Written problem: Make an exact copy of all the material below, apart from the pictures.
(begin)
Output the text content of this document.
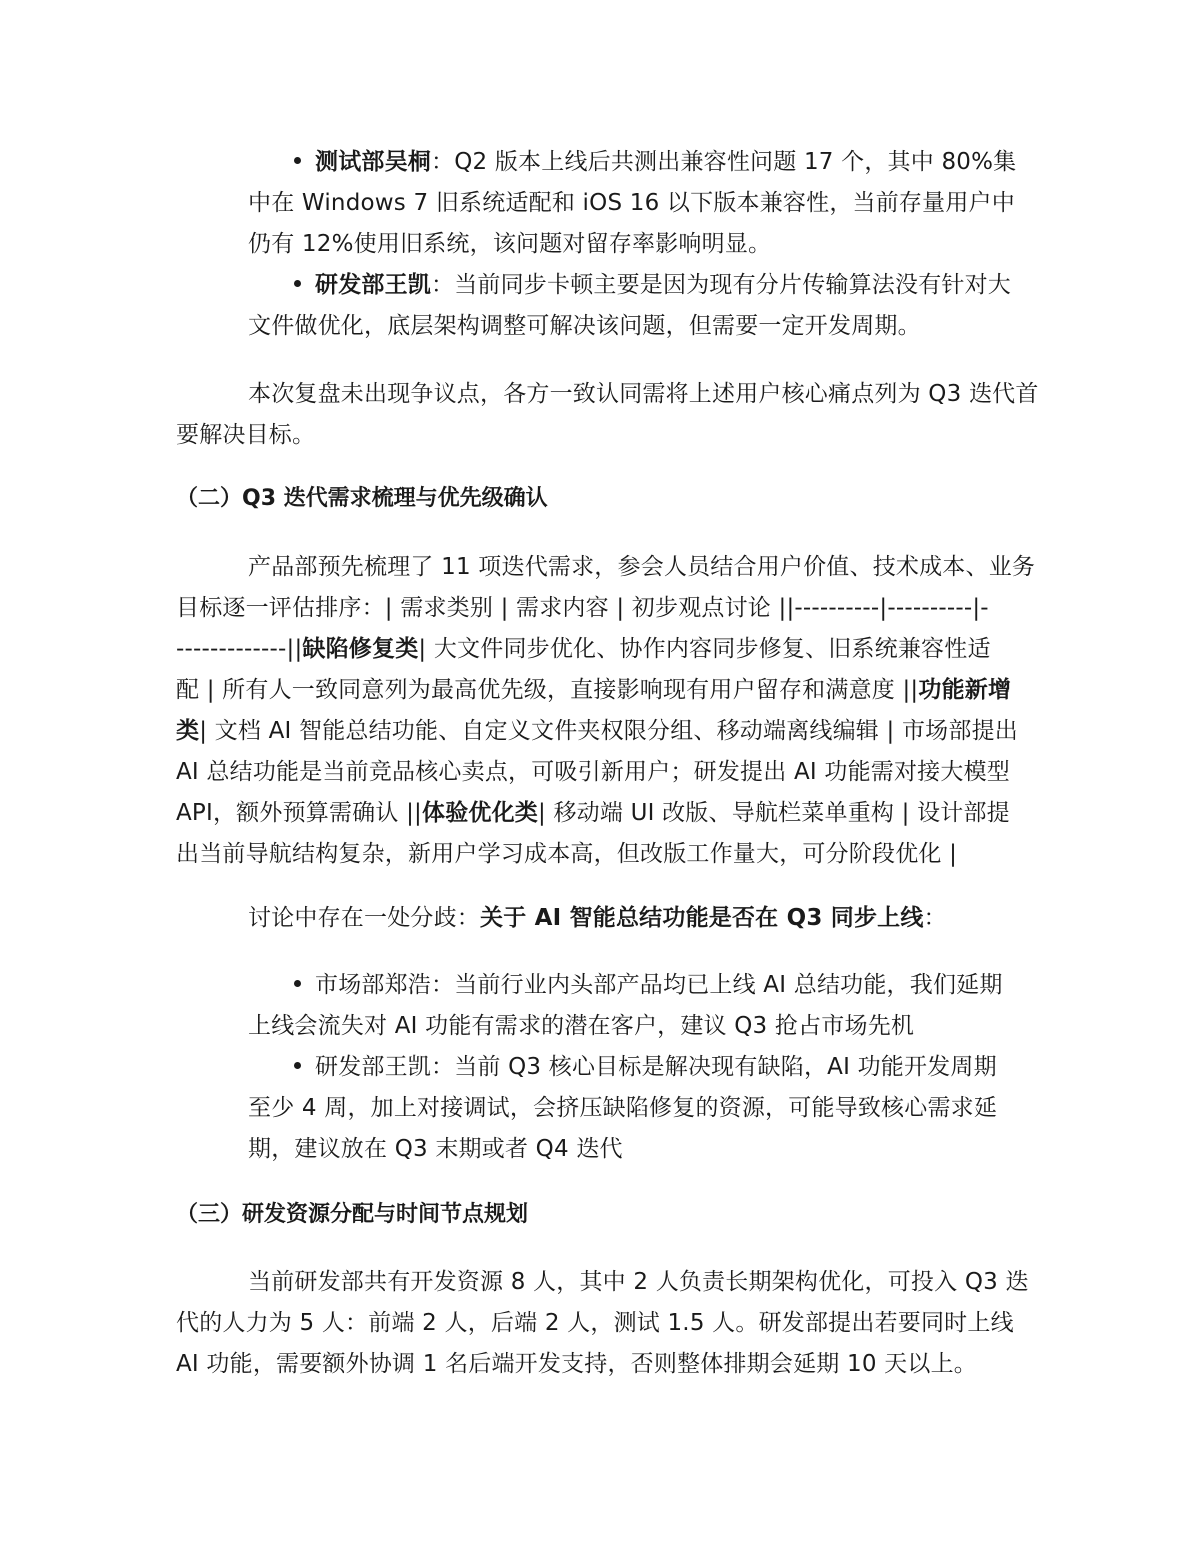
测试部吴桐：Q2 版本上线后共测出兼容性问题 17 个，其中 80%集
中在 Windows 7 旧系统适配和 iOS 16 以下版本兼容性，当前存量用户中
仍有 12%使用旧系统，该问题对留存率影响明显。
研发部王凯：当前同步卡顿主要是因为现有分片传输算法没有针对大
文件做优化，底层架构调整可解决该问题，但需要一定开发周期。
本次复盘未出现争议点，各方一致认同需将上述用户核心痛点列为 Q3 迭代首
要解决目标。
（二）Q3 迭代需求梳理与优先级确认
产品部预先梳理了 11 项迭代需求，参会人员结合用户价值、技术成本、业务
目标逐一评估排序：| 需求类别 | 需求内容 | 初步观点讨论 ||----------|----------|-
-------------||缺陷修复类| 大文件同步优化、协作内容同步修复、旧系统兼容性适
配 | 所有人一致同意列为最高优先级，直接影响现有用户留存和满意度 ||功能新增
类| 文档 AI 智能总结功能、自定义文件夹权限分组、移动端离线编辑 | 市场部提出
AI 总结功能是当前竞品核心卖点，可吸引新用户；研发提出 AI 功能需对接大模型
API，额外预算需确认 ||体验优化类| 移动端 UI 改版、导航栏菜单重构 | 设计部提
出当前导航结构复杂，新用户学习成本高，但改版工作量大，可分阶段优化 |
讨论中存在一处分歧：关于 AI 智能总结功能是否在 Q3 同步上线：
市场部郑浩：当前行业内头部产品均已上线 AI 总结功能，我们延期
上线会流失对 AI 功能有需求的潜在客户，建议 Q3 抢占市场先机
研发部王凯：当前 Q3 核心目标是解决现有缺陷，AI 功能开发周期
至少 4 周，加上对接调试，会挤压缺陷修复的资源，可能导致核心需求延
期，建议放在 Q3 末期或者 Q4 迭代
（三）研发资源分配与时间节点规划
当前研发部共有开发资源 8 人，其中 2 人负责长期架构优化，可投入 Q3 迭
代的人力为 5 人：前端 2 人，后端 2 人，测试 1.5 人。研发部提出若要同时上线
AI 功能，需要额外协调 1 名后端开发支持，否则整体排期会延期 10 天以上。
(end)
Reply:
Output the text content of this document.
测试部吴桐：Q2 版本上线后共测出兼容性问题 17 个，其中 80%集
中在 Windows 7 旧系统适配和 iOS 16 以下版本兼容性，当前存量用户中
仍有 12%使用旧系统，该问题对留存率影响明显。
研发部王凯：当前同步卡顿主要是因为现有分片传输算法没有针对大
文件做优化，底层架构调整可解决该问题，但需要一定开发周期。
本次复盘未出现争议点，各方一致认同需将上述用户核心痛点列为 Q3 迭代首
要解决目标。
（二）Q3 迭代需求梳理与优先级确认
产品部预先梳理了 11 项迭代需求，参会人员结合用户价值、技术成本、业务
目标逐一评估排序：| 需求类别 | 需求内容 | 初步观点讨论 ||----------|----------|-
-------------||缺陷修复类| 大文件同步优化、协作内容同步修复、旧系统兼容性适
配 | 所有人一致同意列为最高优先级，直接影响现有用户留存和满意度 ||功能新增
类| 文档 AI 智能总结功能、自定义文件夹权限分组、移动端离线编辑 | 市场部提出
AI 总结功能是当前竞品核心卖点，可吸引新用户；研发提出 AI 功能需对接大模型
API，额外预算需确认 ||体验优化类| 移动端 UI 改版、导航栏菜单重构 | 设计部提
出当前导航结构复杂，新用户学习成本高，但改版工作量大，可分阶段优化 |
讨论中存在一处分歧：关于 AI 智能总结功能是否在 Q3 同步上线：
市场部郑浩：当前行业内头部产品均已上线 AI 总结功能，我们延期
上线会流失对 AI 功能有需求的潜在客户，建议 Q3 抢占市场先机
研发部王凯：当前 Q3 核心目标是解决现有缺陷，AI 功能开发周期
至少 4 周，加上对接调试，会挤压缺陷修复的资源，可能导致核心需求延
期，建议放在 Q3 末期或者 Q4 迭代
（三）研发资源分配与时间节点规划
当前研发部共有开发资源 8 人，其中 2 人负责长期架构优化，可投入 Q3 迭
代的人力为 5 人：前端 2 人，后端 2 人，测试 1.5 人。研发部提出若要同时上线
AI 功能，需要额外协调 1 名后端开发支持，否则整体排期会延期 10 天以上。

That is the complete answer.